*What you should do*.
Make an exact copy of all the entries, with the pictures left out.

*Material provided*.
++++++++++++++++++++

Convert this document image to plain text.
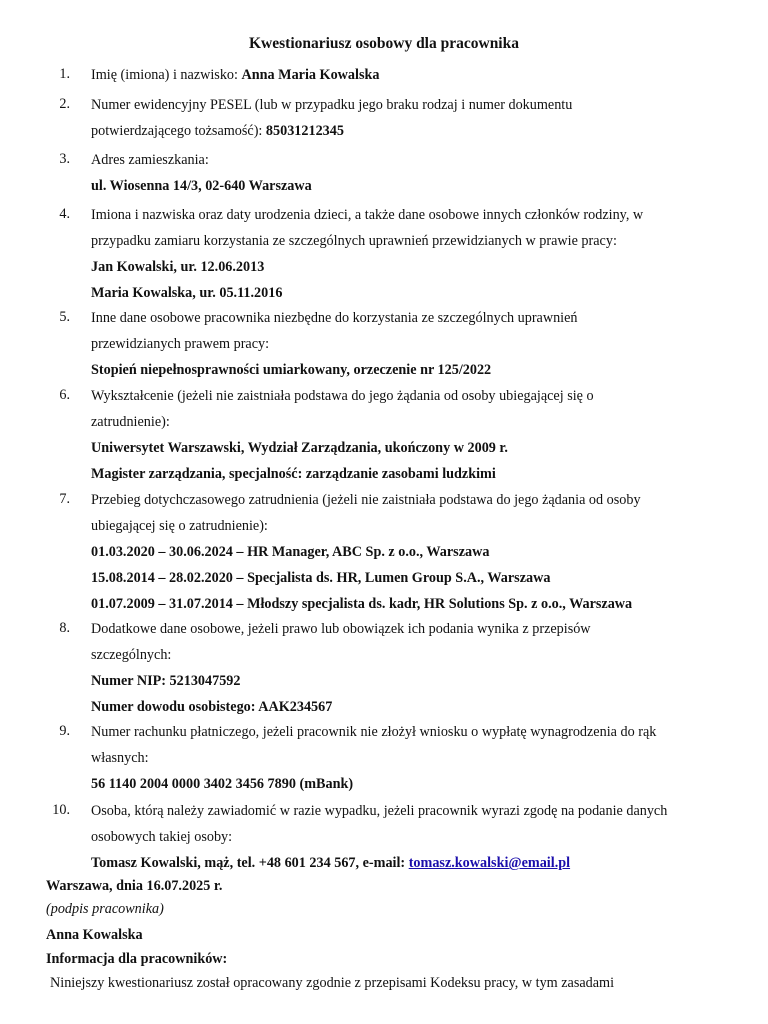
Kwestionariusz osobowy dla pracownika
1. Imię (imiona) i nazwisko: Anna Maria Kowalska
2. Numer ewidencyjny PESEL (lub w przypadku jego braku rodzaj i numer dokumentu
potwierdzającego tożsamość): 85031212345
3. Adres zamieszkania:
ul. Wiosenna 14/3, 02-640 Warszawa
4. Imiona i nazwiska oraz daty urodzenia dzieci, a także dane osobowe innych członków rodziny, w
przypadku zamiaru korzystania ze szczególnych uprawnień przewidzianych w prawie pracy:
Jan Kowalski, ur. 12.06.2013
Maria Kowalska, ur. 05.11.2016
5. Inne dane osobowe pracownika niezbędne do korzystania ze szczególnych uprawnień
przewidzianych prawem pracy:
Stopień niepełnosprawności umiarkowany, orzeczenie nr 125/2022
6. Wykształcenie (jeżeli nie zaistniała podstawa do jego żądania od osoby ubiegającej się o
zatrudnienie):
Uniwersytet Warszawski, Wydział Zarządzania, ukończony w 2009 r.
Magister zarządzania, specjalność: zarządzanie zasobami ludzkimi
7. Przebieg dotychczasowego zatrudnienia (jeżeli nie zaistniała podstawa do jego żądania od osoby
ubiegającej się o zatrudnienie):
01.03.2020 – 30.06.2024 – HR Manager, ABC Sp. z o.o., Warszawa
15.08.2014 – 28.02.2020 – Specjalista ds. HR, Lumen Group S.A., Warszawa
01.07.2009 – 31.07.2014 – Młodszy specjalista ds. kadr, HR Solutions Sp. z o.o., Warszawa
8. Dodatkowe dane osobowe, jeżeli prawo lub obowiązek ich podania wynika z przepisów
szczególnych:
Numer NIP: 5213047592
Numer dowodu osobistego: AAK234567
9. Numer rachunku płatniczego, jeżeli pracownik nie złożył wniosku o wypłatę wynagrodzenia do rąk
własnych:
56 1140 2004 0000 3402 3456 7890 (mBank)
10. Osoba, którą należy zawiadomić w razie wypadku, jeżeli pracownik wyrazi zgodę na podanie danych
osobowych takiej osoby:
Tomasz Kowalski, mąż, tel. +48 601 234 567, e-mail: tomasz.kowalski@email.pl
Warszawa, dnia 16.07.2025 r.
(podpis pracownika)
Anna Kowalska
Informacja dla pracowników:
Niniejszy kwestionariusz został opracowany zgodnie z przepisami Kodeksu pracy, w tym zasadami
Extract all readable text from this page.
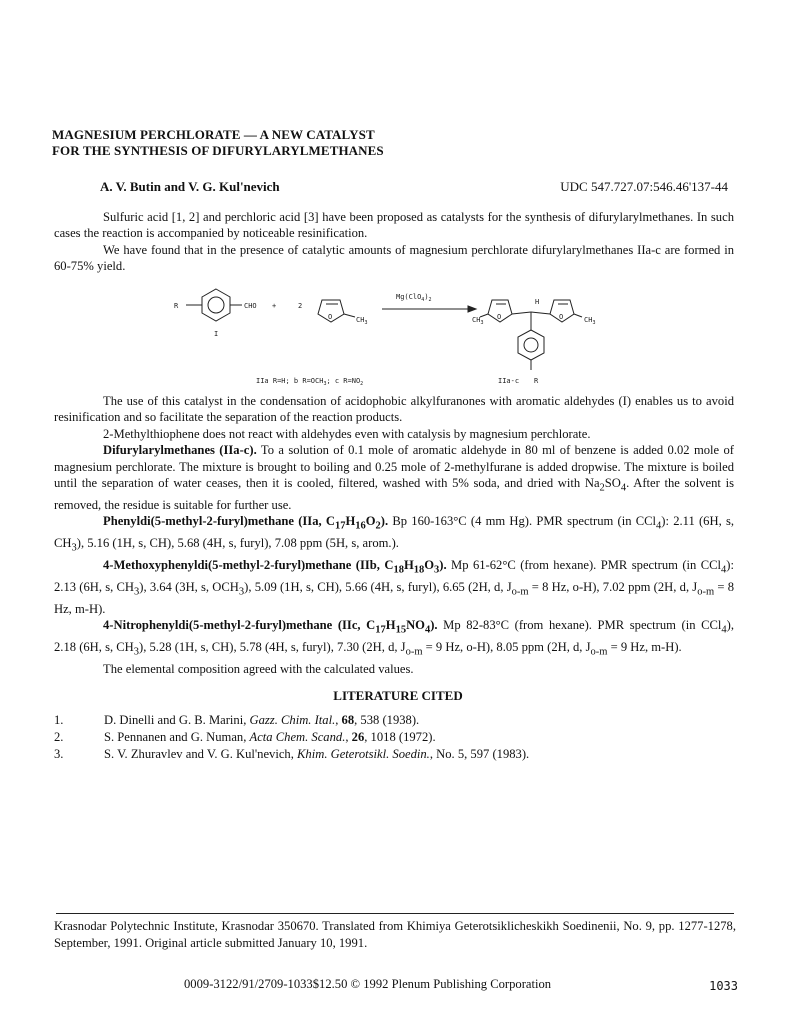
MAGNESIUM PERCHLORATE — A NEW CATALYST
FOR THE SYNTHESIS OF DIFURYLARYLMETHANES
A. V. Butin and V. G. Kul'nevich	UDC 547.727.07:546.46'137-44

Sulfuric acid [1, 2] and perchloric acid [3] have been proposed as catalysts for the synthesis of difurylarylmethanes. In such cases the reaction is accompanied by noticeable resinification.

We have found that in the presence of catalytic amounts of magnesium perchlorate difurylarylmethanes IIa-c are formed in 60-75% yield.

R	CHO +	2
O	$CH_3$
$Mg(ClO_4)_2$
O	O
$CH_3$	$CH_3$
H
I
IIa R=H; b $R=OCH_3$; c $R=NO_2$	IIa-c R

The use of this catalyst in the condensation of acidophobic alkylfuranones with aromatic aldehydes (I) enables us to avoid resinification and so facilitate the separation of the reaction products.

2-Methylthiophene does not react with aldehydes even with catalysis by magnesium perchlorate.

Difurylarylmethanes (IIa-c). To a solution of 0.1 mole of aromatic aldehyde in 80 ml of benzene is added 0.02 mole of magnesium perchlorate. The mixture is brought to boiling and 0.25 mole of 2-methylfurane is added dropwise. The mixture is boiled until the separation of water ceases, then it is cooled, filtered, washed with 5% soda, and dried with $Na_2SO_4$. After the solvent is removed, the residue is suitable for further use.

Phenyldi(5-methyl-2-furyl)methane (IIa, $C_{17}H_{16}O_2$). Bp 160-163°C (4 mm Hg). PMR spectrum (in CCl$_4$): 2.11 (6H, s, $CH_3$), 5.16 (1H, s, CH), 5.68 (4H, s, furyl), 7.08 ppm (5H, s, arom.).

4-Methoxyphenyldi(5-methyl-2-furyl)methane (IIb, $C_{18}H_{18}O_3$). Mp 61-62°C (from hexane). PMR spectrum (in CCl$_4$): 2.13 (6H, s, $CH_3$), 3.64 (3H, s, $OCH_3$), 5.09 (1H, s, CH), 5.66 (4H, s, furyl), 6.65 (2H, d, $J_{o-m} = 8$ Hz, o-H), 7.02 ppm (2H, d, $J_{o-m} = 8$ Hz, m-H).

4-Nitrophenyldi(5-methyl-2-furyl)methane (IIc, $C_{17}H_{15}NO_4$). Mp 82-83°C (from hexane). PMR spectrum (in CCl$_4$), 2.18 (6H, s, $CH_3$), 5.28 (1H, s, CH), 5.78 (4H, s, furyl), 7.30 (2H, d, $J_{o-m} = 9$ Hz, o-H), 8.05 ppm (2H, d, $J_{o-m} = 9$ Hz, m-H).

The elemental composition agreed with the calculated values.

LITERATURE CITED
1.	D. Dinelli and G. B. Marini, Gazz. Chim. Ital., 68, 538 (1938).
2.	S. Pennanen and G. Numan, Acta Chem. Scand., 26, 1018 (1972).
3.	S. V. Zhuravlev and V. G. Kul'nevich, Khim. Geterotsikl. Soedin., No. 5, 597 (1983).
Krasnodar Polytechnic Institute, Krasnodar 350670. Translated from Khimiya Geterotsiklicheskikh Soedinenii, No. 9, pp. 1277-1278, September, 1991. Original article submitted January 10, 1991.
0009-3122/91/2709-1033$12.50 © 1992 Plenum Publishing Corporation	1033
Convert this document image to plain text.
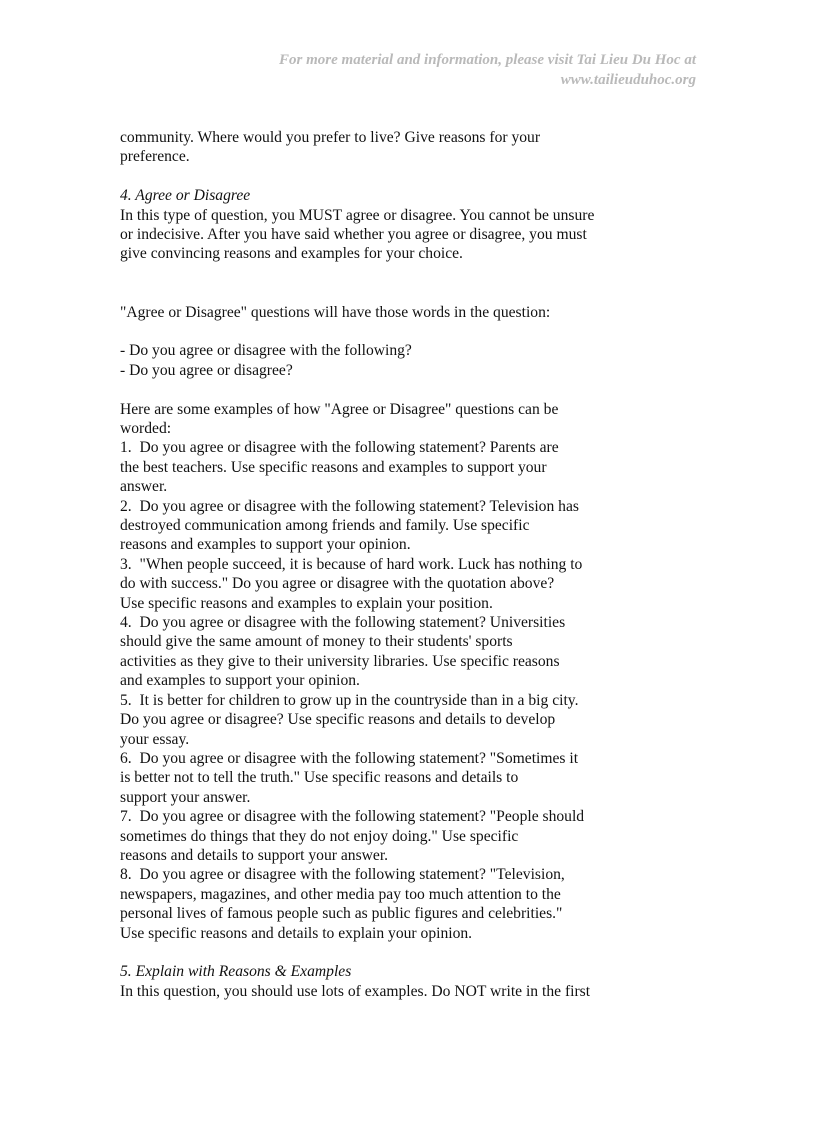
For more material and information, please visit Tai Lieu Du Hoc at
www.tailieuduhoc.org
community. Where would you prefer to live? Give reasons for your
preference.
4. Agree or Disagree
In this type of question, you MUST agree or disagree. You cannot be unsure
or indecisive. After you have said whether you agree or disagree, you must
give convincing reasons and examples for your choice.
"Agree or Disagree" questions will have those words in the question:
- Do you agree or disagree with the following?
- Do you agree or disagree?
Here are some examples of how "Agree or Disagree" questions can be
worded:
1.  Do you agree or disagree with the following statement? Parents are
the best teachers. Use specific reasons and examples to support your
answer.
2.  Do you agree or disagree with the following statement? Television has
destroyed communication among friends and family. Use specific
reasons and examples to support your opinion.
3.  "When people succeed, it is because of hard work. Luck has nothing to
do with success." Do you agree or disagree with the quotation above?
Use specific reasons and examples to explain your position.
4.  Do you agree or disagree with the following statement? Universities
should give the same amount of money to their students' sports
activities as they give to their university libraries. Use specific reasons
and examples to support your opinion.
5.  It is better for children to grow up in the countryside than in a big city.
Do you agree or disagree? Use specific reasons and details to develop
your essay.
6.  Do you agree or disagree with the following statement? "Sometimes it
is better not to tell the truth." Use specific reasons and details to
support your answer.
7.  Do you agree or disagree with the following statement? "People should
sometimes do things that they do not enjoy doing." Use specific
reasons and details to support your answer.
8.  Do you agree or disagree with the following statement? "Television,
newspapers, magazines, and other media pay too much attention to the
personal lives of famous people such as public figures and celebrities."
Use specific reasons and details to explain your opinion.
5. Explain with Reasons & Examples
In this question, you should use lots of examples. Do NOT write in the first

++++++++++++++++++++

*Result below*.
Convert this document image to plain text.
Kwestionariusz osobowy dla pracownika
1. Imię (imiona) i nazwisko: Anna Maria Kowalska
2. Numer ewidencyjny PESEL (lub w przypadku jego braku rodzaj i numer dokumentu
potwierdzającego tożsamość): 85031212345
3. Adres zamieszkania:
ul. Wiosenna 14/3, 02-640 Warszawa
4. Imiona i nazwiska oraz daty urodzenia dzieci, a także dane osobowe innych członków rodziny, w
przypadku zamiaru korzystania ze szczególnych uprawnień przewidzianych w prawie pracy:
Jan Kowalski, ur. 12.06.2013
Maria Kowalska, ur. 05.11.2016
5. Inne dane osobowe pracownika niezbędne do korzystania ze szczególnych uprawnień
przewidzianych prawem pracy:
Stopień niepełnosprawności umiarkowany, orzeczenie nr 125/2022
6. Wykształcenie (jeżeli nie zaistniała podstawa do jego żądania od osoby ubiegającej się o
zatrudnienie):
Uniwersytet Warszawski, Wydział Zarządzania, ukończony w 2009 r.
Magister zarządzania, specjalność: zarządzanie zasobami ludzkimi
7. Przebieg dotychczasowego zatrudnienia (jeżeli nie zaistniała podstawa do jego żądania od osoby
ubiegającej się o zatrudnienie):
01.03.2020 – 30.06.2024 – HR Manager, ABC Sp. z o.o., Warszawa
15.08.2014 – 28.02.2020 – Specjalista ds. HR, Lumen Group S.A., Warszawa
01.07.2009 – 31.07.2014 – Młodszy specjalista ds. kadr, HR Solutions Sp. z o.o., Warszawa
8. Dodatkowe dane osobowe, jeżeli prawo lub obowiązek ich podania wynika z przepisów
szczególnych:
Numer NIP: 5213047592
Numer dowodu osobistego: AAK234567
9. Numer rachunku płatniczego, jeżeli pracownik nie złożył wniosku o wypłatę wynagrodzenia do rąk
własnych:
56 1140 2004 0000 3402 3456 7890 (mBank)
10. Osoba, którą należy zawiadomić w razie wypadku, jeżeli pracownik wyrazi zgodę na podanie danych
osobowych takiej osoby:
Tomasz Kowalski, mąż, tel. +48 601 234 567, e-mail: tomasz.kowalski@email.pl
Warszawa, dnia 16.07.2025 r.
(podpis pracownika)
Anna Kowalska
Informacja dla pracowników:
Niniejszy kwestionariusz został opracowany zgodnie z przepisami Kodeksu pracy, w tym zasadami
Extract all readable text from this page.
MAGNESIUM PERCHLORATE — A NEW CATALYST
FOR THE SYNTHESIS OF DIFURYLARYLMETHANES
A. V. Butin and V. G. Kul'nevich	UDC 547.727.07:546.46'137-44

Sulfuric acid [1, 2] and perchloric acid [3] have been proposed as catalysts for the synthesis of difurylarylmethanes. In such cases the reaction is accompanied by noticeable resinification.

We have found that in the presence of catalytic amounts of magnesium perchlorate difurylarylmethanes IIa-c are formed in 60-75% yield.

R	CHO +	2
O	$CH_3$
$Mg(ClO_4)_2$
O	O
$CH_3$	$CH_3$
H
I
IIa R=H; b $R=OCH_3$; c $R=NO_2$	IIa-c R

The use of this catalyst in the condensation of acidophobic alkylfuranones with aromatic aldehydes (I) enables us to avoid resinification and so facilitate the separation of the reaction products.

2-Methylthiophene does not react with aldehydes even with catalysis by magnesium perchlorate.

Difurylarylmethanes (IIa-c). To a solution of 0.1 mole of aromatic aldehyde in 80 ml of benzene is added 0.02 mole of magnesium perchlorate. The mixture is brought to boiling and 0.25 mole of 2-methylfurane is added dropwise. The mixture is boiled until the separation of water ceases, then it is cooled, filtered, washed with 5% soda, and dried with $Na_2SO_4$. After the solvent is removed, the residue is suitable for further use.

Phenyldi(5-methyl-2-furyl)methane (IIa, $C_{17}H_{16}O_2$). Bp 160-163°C (4 mm Hg). PMR spectrum (in CCl$_4$): 2.11 (6H, s, $CH_3$), 5.16 (1H, s, CH), 5.68 (4H, s, furyl), 7.08 ppm (5H, s, arom.).

4-Methoxyphenyldi(5-methyl-2-furyl)methane (IIb, $C_{18}H_{18}O_3$). Mp 61-62°C (from hexane). PMR spectrum (in CCl$_4$): 2.13 (6H, s, $CH_3$), 3.64 (3H, s, $OCH_3$), 5.09 (1H, s, CH), 5.66 (4H, s, furyl), 6.65 (2H, d, $J_{o-m} = 8$ Hz, o-H), 7.02 ppm (2H, d, $J_{o-m} = 8$ Hz, m-H).

4-Nitrophenyldi(5-methyl-2-furyl)methane (IIc, $C_{17}H_{15}NO_4$). Mp 82-83°C (from hexane). PMR spectrum (in CCl$_4$), 2.18 (6H, s, $CH_3$), 5.28 (1H, s, CH), 5.78 (4H, s, furyl), 7.30 (2H, d, $J_{o-m} = 9$ Hz, o-H), 8.05 ppm (2H, d, $J_{o-m} = 9$ Hz, m-H).

The elemental composition agreed with the calculated values.

LITERATURE CITED
1.	D. Dinelli and G. B. Marini, Gazz. Chim. Ital., 68, 538 (1938).
2.	S. Pennanen and G. Numan, Acta Chem. Scand., 26, 1018 (1972).
3.	S. V. Zhuravlev and V. G. Kul'nevich, Khim. Geterotsikl. Soedin., No. 5, 597 (1983).
Krasnodar Polytechnic Institute, Krasnodar 350670. Translated from Khimiya Geterotsiklicheskikh Soedinenii, No. 9, pp. 1277-1278, September, 1991. Original article submitted January 10, 1991.
0009-3122/91/2709-1033$12.50 © 1992 Plenum Publishing Corporation	1033
Convert this document image to plain text.
For more material and information, please visit Tai Lieu Du Hoc at
www.tailieuduhoc.org
community. Where would you prefer to live? Give reasons for your
preference.
4. Agree or Disagree
In this type of question, you MUST agree or disagree. You cannot be unsure
or indecisive. After you have said whether you agree or disagree, you must
give convincing reasons and examples for your choice.
"Agree or Disagree" questions will have those words in the question:
- Do you agree or disagree with the following?
- Do you agree or disagree?
Here are some examples of how "Agree or Disagree" questions can be
worded:
1.  Do you agree or disagree with the following statement? Parents are
the best teachers. Use specific reasons and examples to support your
answer.
2.  Do you agree or disagree with the following statement? Television has
destroyed communication among friends and family. Use specific
reasons and examples to support your opinion.
3.  "When people succeed, it is because of hard work. Luck has nothing to
do with success." Do you agree or disagree with the quotation above?
Use specific reasons and examples to explain your position.
4.  Do you agree or disagree with the following statement? Universities
should give the same amount of money to their students' sports
activities as they give to their university libraries. Use specific reasons
and examples to support your opinion.
5.  It is better for children to grow up in the countryside than in a big city.
Do you agree or disagree? Use specific reasons and details to develop
your essay.
6.  Do you agree or disagree with the following statement? "Sometimes it
is better not to tell the truth." Use specific reasons and details to
support your answer.
7.  Do you agree or disagree with the following statement? "People should
sometimes do things that they do not enjoy doing." Use specific
reasons and details to support your answer.
8.  Do you agree or disagree with the following statement? "Television,
newspapers, magazines, and other media pay too much attention to the
personal lives of famous people such as public figures and celebrities."
Use specific reasons and details to explain your opinion.
5. Explain with Reasons & Examples
In this question, you should use lots of examples. Do NOT write in the first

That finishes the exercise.